* _AIM_:
Return every record verbatim.

++++ INPUT FOR THIS TASK ++++

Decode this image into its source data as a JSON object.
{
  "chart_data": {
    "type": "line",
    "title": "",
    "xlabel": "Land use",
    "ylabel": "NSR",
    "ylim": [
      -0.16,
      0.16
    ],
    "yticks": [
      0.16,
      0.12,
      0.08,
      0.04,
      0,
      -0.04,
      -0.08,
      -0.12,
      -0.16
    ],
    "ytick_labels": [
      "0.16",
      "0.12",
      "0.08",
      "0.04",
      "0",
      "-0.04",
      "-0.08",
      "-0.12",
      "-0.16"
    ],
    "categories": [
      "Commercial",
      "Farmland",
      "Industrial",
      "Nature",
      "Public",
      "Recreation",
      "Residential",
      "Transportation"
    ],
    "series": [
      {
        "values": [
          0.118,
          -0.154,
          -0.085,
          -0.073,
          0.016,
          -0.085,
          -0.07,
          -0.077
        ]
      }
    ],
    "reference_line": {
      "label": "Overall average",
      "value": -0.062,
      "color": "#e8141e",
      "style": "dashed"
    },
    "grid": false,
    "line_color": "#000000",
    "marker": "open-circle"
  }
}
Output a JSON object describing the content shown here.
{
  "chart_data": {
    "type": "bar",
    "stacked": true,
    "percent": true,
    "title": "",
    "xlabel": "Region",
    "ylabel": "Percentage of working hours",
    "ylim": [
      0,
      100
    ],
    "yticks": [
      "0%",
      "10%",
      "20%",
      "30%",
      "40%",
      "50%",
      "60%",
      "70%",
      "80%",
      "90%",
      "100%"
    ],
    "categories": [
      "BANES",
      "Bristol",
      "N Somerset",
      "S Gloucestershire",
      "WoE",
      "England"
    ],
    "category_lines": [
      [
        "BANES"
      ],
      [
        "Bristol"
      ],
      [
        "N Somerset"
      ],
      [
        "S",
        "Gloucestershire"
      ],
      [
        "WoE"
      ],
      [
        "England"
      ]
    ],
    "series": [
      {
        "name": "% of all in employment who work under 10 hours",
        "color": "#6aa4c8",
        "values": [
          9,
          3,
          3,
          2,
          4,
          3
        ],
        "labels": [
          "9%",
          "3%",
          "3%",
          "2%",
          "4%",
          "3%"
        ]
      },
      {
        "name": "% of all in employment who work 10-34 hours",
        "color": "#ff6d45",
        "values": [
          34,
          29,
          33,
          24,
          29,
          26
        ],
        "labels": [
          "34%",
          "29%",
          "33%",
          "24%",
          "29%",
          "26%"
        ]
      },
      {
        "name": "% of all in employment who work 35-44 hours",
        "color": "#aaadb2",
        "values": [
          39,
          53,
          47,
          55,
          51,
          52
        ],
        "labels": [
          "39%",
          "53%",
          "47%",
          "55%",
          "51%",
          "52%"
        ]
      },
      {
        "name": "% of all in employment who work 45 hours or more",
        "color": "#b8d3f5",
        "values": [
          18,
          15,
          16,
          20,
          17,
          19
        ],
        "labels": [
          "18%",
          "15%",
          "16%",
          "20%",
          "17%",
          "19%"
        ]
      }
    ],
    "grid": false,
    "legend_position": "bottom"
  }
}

++++

* _WRITTEN RESPONSE_:
Decode this image into its source data as a JSON object.
{
  "chart_data": {
    "type": "line",
    "title": "",
    "xlabel": "Land use",
    "ylabel": "NSR",
    "ylim": [
      -0.16,
      0.16
    ],
    "yticks": [
      0.16,
      0.12,
      0.08,
      0.04,
      0,
      -0.04,
      -0.08,
      -0.12,
      -0.16
    ],
    "ytick_labels": [
      "0.16",
      "0.12",
      "0.08",
      "0.04",
      "0",
      "-0.04",
      "-0.08",
      "-0.12",
      "-0.16"
    ],
    "categories": [
      "Commercial",
      "Farmland",
      "Industrial",
      "Nature",
      "Public",
      "Recreation",
      "Residential",
      "Transportation"
    ],
    "series": [
      {
        "values": [
          0.118,
          -0.154,
          -0.085,
          -0.073,
          0.016,
          -0.085,
          -0.07,
          -0.077
        ]
      }
    ],
    "reference_line": {
      "label": "Overall average",
      "value": -0.062,
      "color": "#e8141e",
      "style": "dashed"
    },
    "grid": false,
    "line_color": "#000000",
    "marker": "open-circle"
  }
}
Output a JSON object describing the content shown here.
{
  "chart_data": {
    "type": "bar",
    "stacked": true,
    "percent": true,
    "title": "",
    "xlabel": "Region",
    "ylabel": "Percentage of working hours",
    "ylim": [
      0,
      100
    ],
    "yticks": [
      "0%",
      "10%",
      "20%",
      "30%",
      "40%",
      "50%",
      "60%",
      "70%",
      "80%",
      "90%",
      "100%"
    ],
    "categories": [
      "BANES",
      "Bristol",
      "N Somerset",
      "S Gloucestershire",
      "WoE",
      "England"
    ],
    "category_lines": [
      [
        "BANES"
      ],
      [
        "Bristol"
      ],
      [
        "N Somerset"
      ],
      [
        "S",
        "Gloucestershire"
      ],
      [
        "WoE"
      ],
      [
        "England"
      ]
    ],
    "series": [
      {
        "name": "% of all in employment who work under 10 hours",
        "color": "#6aa4c8",
        "values": [
          9,
          3,
          3,
          2,
          4,
          3
        ],
        "labels": [
          "9%",
          "3%",
          "3%",
          "2%",
          "4%",
          "3%"
        ]
      },
      {
        "name": "% of all in employment who work 10-34 hours",
        "color": "#ff6d45",
        "values": [
          34,
          29,
          33,
          24,
          29,
          26
        ],
        "labels": [
          "34%",
          "29%",
          "33%",
          "24%",
          "29%",
          "26%"
        ]
      },
      {
        "name": "% of all in employment who work 35-44 hours",
        "color": "#aaadb2",
        "values": [
          39,
          53,
          47,
          55,
          51,
          52
        ],
        "labels": [
          "39%",
          "53%",
          "47%",
          "55%",
          "51%",
          "52%"
        ]
      },
      {
        "name": "% of all in employment who work 45 hours or more",
        "color": "#b8d3f5",
        "values": [
          18,
          15,
          16,
          20,
          17,
          19
        ],
        "labels": [
          "18%",
          "15%",
          "16%",
          "20%",
          "17%",
          "19%"
        ]
      }
    ],
    "grid": false,
    "legend_position": "bottom"
  }
}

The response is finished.